Input records:
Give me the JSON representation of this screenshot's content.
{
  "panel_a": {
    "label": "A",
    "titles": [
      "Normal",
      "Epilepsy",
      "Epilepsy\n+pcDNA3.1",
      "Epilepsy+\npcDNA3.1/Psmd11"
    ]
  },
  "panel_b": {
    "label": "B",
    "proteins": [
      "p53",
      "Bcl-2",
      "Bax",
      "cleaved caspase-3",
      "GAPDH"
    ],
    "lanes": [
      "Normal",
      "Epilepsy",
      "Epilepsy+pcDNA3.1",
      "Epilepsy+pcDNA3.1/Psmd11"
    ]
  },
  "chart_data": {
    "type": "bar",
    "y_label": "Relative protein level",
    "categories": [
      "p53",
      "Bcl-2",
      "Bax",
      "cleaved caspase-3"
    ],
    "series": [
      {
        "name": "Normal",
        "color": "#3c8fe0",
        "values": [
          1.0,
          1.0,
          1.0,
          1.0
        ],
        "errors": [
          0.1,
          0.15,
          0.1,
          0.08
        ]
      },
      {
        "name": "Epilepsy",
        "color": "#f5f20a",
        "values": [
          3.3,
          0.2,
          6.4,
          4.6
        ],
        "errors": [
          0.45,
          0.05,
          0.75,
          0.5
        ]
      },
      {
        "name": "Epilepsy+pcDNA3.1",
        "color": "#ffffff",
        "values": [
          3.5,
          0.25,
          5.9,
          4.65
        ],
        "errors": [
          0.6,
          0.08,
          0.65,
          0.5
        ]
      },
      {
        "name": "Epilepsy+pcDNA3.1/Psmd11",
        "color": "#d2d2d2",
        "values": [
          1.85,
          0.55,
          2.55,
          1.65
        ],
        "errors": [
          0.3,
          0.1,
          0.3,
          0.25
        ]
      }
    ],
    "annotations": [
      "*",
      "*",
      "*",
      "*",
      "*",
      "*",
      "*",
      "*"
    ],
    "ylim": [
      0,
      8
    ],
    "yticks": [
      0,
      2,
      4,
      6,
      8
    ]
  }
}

Problem to work on: Copy out the records once more. Match them exactly.

Task output:
Give me the JSON representation of this screenshot's content.
{
  "panel_a": {
    "label": "A",
    "titles": [
      "Normal",
      "Epilepsy",
      "Epilepsy\n+pcDNA3.1",
      "Epilepsy+\npcDNA3.1/Psmd11"
    ]
  },
  "panel_b": {
    "label": "B",
    "proteins": [
      "p53",
      "Bcl-2",
      "Bax",
      "cleaved caspase-3",
      "GAPDH"
    ],
    "lanes": [
      "Normal",
      "Epilepsy",
      "Epilepsy+pcDNA3.1",
      "Epilepsy+pcDNA3.1/Psmd11"
    ]
  },
  "chart_data": {
    "type": "bar",
    "y_label": "Relative protein level",
    "categories": [
      "p53",
      "Bcl-2",
      "Bax",
      "cleaved caspase-3"
    ],
    "series": [
      {
        "name": "Normal",
        "color": "#3c8fe0",
        "values": [
          1.0,
          1.0,
          1.0,
          1.0
        ],
        "errors": [
          0.1,
          0.15,
          0.1,
          0.08
        ]
      },
      {
        "name": "Epilepsy",
        "color": "#f5f20a",
        "values": [
          3.3,
          0.2,
          6.4,
          4.6
        ],
        "errors": [
          0.45,
          0.05,
          0.75,
          0.5
        ]
      },
      {
        "name": "Epilepsy+pcDNA3.1",
        "color": "#ffffff",
        "values": [
          3.5,
          0.25,
          5.9,
          4.65
        ],
        "errors": [
          0.6,
          0.08,
          0.65,
          0.5
        ]
      },
      {
        "name": "Epilepsy+pcDNA3.1/Psmd11",
        "color": "#d2d2d2",
        "values": [
          1.85,
          0.55,
          2.55,
          1.65
        ],
        "errors": [
          0.3,
          0.1,
          0.3,
          0.25
        ]
      }
    ],
    "annotations": [
      "*",
      "*",
      "*",
      "*",
      "*",
      "*",
      "*",
      "*"
    ],
    "ylim": [
      0,
      8
    ],
    "yticks": [
      0,
      2,
      4,
      6,
      8
    ]
  }
}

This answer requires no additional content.